> WHAT YOU WILL DO: Work out the number of lines in the records that include the word "власти"; reply with that number alone.

Data excerpts:
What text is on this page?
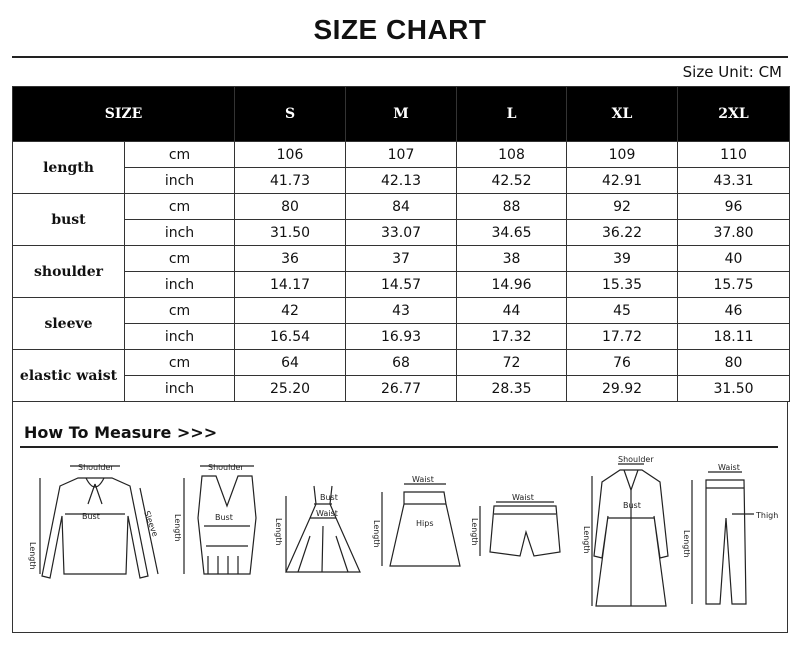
SIZE CHART
Size Unit: CM
SIZE		S	M	L	XL	2XL
length	cm	106	107	108	109	110
	inch	41.73	42.13	42.52	42.91	43.31
bust	cm	80	84	88	92	96
	inch	31.50	33.07	34.65	36.22	37.80
shoulder	cm	36	37	38	39	40
	inch	14.17	14.57	14.96	15.35	15.75
sleeve	cm	42	43	44	45	46
	inch	16.54	16.93	17.32	17.72	18.11
elastic waist	cm	64	68	72	76	80
	inch	25.20	26.77	28.35	29.92	31.50
How To Measure >>>
Shoulder
Bust
Length
Sleeve
Shoulder
Bust
Length
Bust
Waist
Length
Waist
Hips
Length
Waist
Length
Shoulder
Bust
Length
Waist
Thigh
Length
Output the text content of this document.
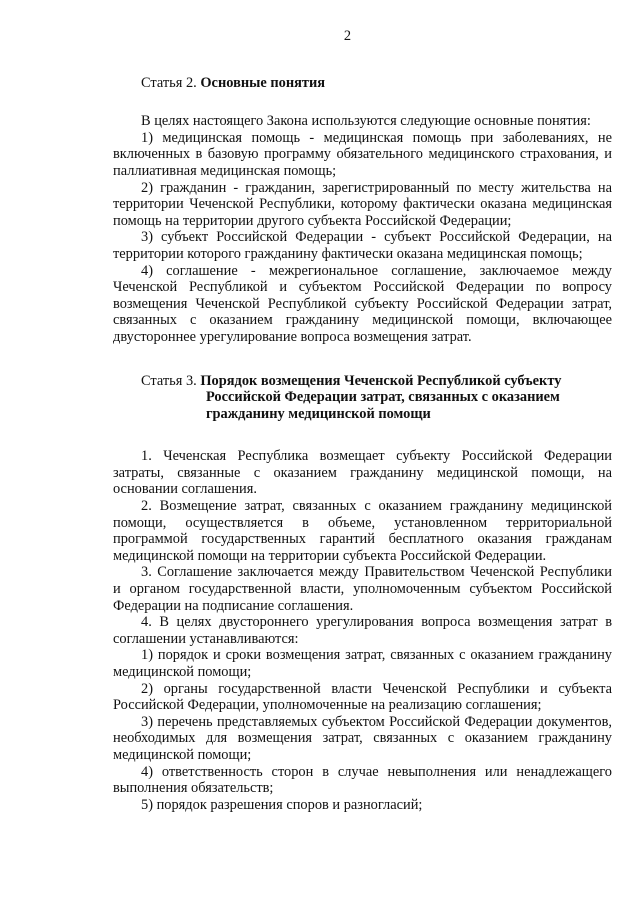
2
Статья 2. Основные понятия

В целях настоящего Закона используются следующие основные понятия:

1) медицинская помощь - медицинская помощь при заболеваниях, не включенных в базовую программу обязательного медицинского страхования, и паллиативная медицинская помощь;

2) гражданин - гражданин, зарегистрированный по месту жительства на территории Чеченской Республики, которому фактически оказана медицинская помощь на территории другого субъекта Российской Федерации;

3) субъект Российской Федерации - субъект Российской Федерации, на территории которого гражданину фактически оказана медицинская помощь;

4) соглашение - межрегиональное соглашение, заключаемое между Чеченской Республикой и субъектом Российской Федерации по вопросу возмещения Чеченской Республикой субъекту Российской Федерации затрат, связанных с оказанием гражданину медицинской помощи, включающее двустороннее урегулирование вопроса возмещения затрат.

Статья 3. Порядок возмещения Чеченской Республикой субъекту
Российской Федерации затрат, связанных с оказанием
гражданину медицинской помощи

1. Чеченская Республика возмещает субъекту Российской Федерации затраты, связанные с оказанием гражданину медицинской помощи, на основании соглашения.

2. Возмещение затрат, связанных с оказанием гражданину медицинской помощи, осуществляется в объеме, установленном территориальной программой государственных гарантий бесплатного оказания гражданам медицинской помощи на территории субъекта Российской Федерации.

3. Соглашение заключается между Правительством Чеченской Республики и органом государственной власти, уполномоченным субъектом Российской Федерации на подписание соглашения.

4. В целях двустороннего урегулирования вопроса возмещения затрат в соглашении устанавливаются:

1) порядок и сроки возмещения затрат, связанных с оказанием гражданину медицинской помощи;

2) органы государственной власти Чеченской Республики и субъекта Российской Федерации, уполномоченные на реализацию соглашения;

3) перечень представляемых субъектом Российской Федерации документов, необходимых для возмещения затрат, связанных с оказанием гражданину медицинской помощи;

4) ответственность сторон в случае невыполнения или ненадлежащего выполнения обязательств;

5) порядок разрешения споров и разногласий;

> RESULT OF THIS EXERCISE: 2